**GIVEN EXERCISE:**
Find the lines below that contain the word "application" and count them. Only the number should be given.

**DATA SHOWN:**

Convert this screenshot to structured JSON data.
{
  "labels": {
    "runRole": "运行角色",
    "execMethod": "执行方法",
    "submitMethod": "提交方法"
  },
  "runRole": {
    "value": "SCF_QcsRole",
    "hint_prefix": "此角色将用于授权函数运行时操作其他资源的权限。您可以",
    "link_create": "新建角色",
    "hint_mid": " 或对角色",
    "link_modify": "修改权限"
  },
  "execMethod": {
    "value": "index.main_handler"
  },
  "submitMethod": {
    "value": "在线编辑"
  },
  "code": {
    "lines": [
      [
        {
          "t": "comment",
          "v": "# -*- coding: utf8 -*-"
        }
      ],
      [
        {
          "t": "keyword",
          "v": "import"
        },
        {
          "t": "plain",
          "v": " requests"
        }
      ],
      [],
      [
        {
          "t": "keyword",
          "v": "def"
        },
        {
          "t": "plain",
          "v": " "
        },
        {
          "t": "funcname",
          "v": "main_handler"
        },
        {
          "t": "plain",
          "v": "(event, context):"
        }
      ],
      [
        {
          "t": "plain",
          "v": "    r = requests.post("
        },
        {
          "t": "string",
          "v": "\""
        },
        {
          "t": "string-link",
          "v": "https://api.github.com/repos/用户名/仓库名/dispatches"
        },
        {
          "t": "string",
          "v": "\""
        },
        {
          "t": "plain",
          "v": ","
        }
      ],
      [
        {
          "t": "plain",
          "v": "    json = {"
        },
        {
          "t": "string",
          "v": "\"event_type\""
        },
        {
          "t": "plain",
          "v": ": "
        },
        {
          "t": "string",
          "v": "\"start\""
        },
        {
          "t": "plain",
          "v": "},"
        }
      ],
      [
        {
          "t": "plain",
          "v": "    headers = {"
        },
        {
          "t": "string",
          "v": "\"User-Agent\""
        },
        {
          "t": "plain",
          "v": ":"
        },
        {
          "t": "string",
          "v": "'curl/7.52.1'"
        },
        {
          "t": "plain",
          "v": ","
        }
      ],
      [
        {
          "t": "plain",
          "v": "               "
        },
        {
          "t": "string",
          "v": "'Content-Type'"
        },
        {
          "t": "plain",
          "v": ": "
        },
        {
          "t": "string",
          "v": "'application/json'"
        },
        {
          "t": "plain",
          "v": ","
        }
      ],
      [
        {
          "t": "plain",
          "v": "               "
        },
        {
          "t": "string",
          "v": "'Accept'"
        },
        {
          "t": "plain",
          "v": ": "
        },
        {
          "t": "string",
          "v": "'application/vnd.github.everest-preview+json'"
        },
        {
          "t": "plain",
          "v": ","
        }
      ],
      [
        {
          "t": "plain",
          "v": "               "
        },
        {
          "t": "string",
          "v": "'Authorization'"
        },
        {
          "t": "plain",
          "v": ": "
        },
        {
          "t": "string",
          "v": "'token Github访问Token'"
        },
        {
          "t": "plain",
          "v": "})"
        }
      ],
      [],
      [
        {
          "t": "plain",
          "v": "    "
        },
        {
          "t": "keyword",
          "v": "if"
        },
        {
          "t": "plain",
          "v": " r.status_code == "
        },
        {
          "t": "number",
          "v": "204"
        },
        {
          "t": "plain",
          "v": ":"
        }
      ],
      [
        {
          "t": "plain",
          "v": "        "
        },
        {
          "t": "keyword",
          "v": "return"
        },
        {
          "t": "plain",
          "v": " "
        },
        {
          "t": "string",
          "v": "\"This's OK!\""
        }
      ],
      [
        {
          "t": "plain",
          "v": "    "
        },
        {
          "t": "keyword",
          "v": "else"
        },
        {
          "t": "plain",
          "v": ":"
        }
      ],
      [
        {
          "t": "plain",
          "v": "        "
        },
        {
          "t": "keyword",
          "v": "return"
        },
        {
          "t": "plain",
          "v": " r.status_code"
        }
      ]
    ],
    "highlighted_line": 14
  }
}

**COMPLETED TASK:**
2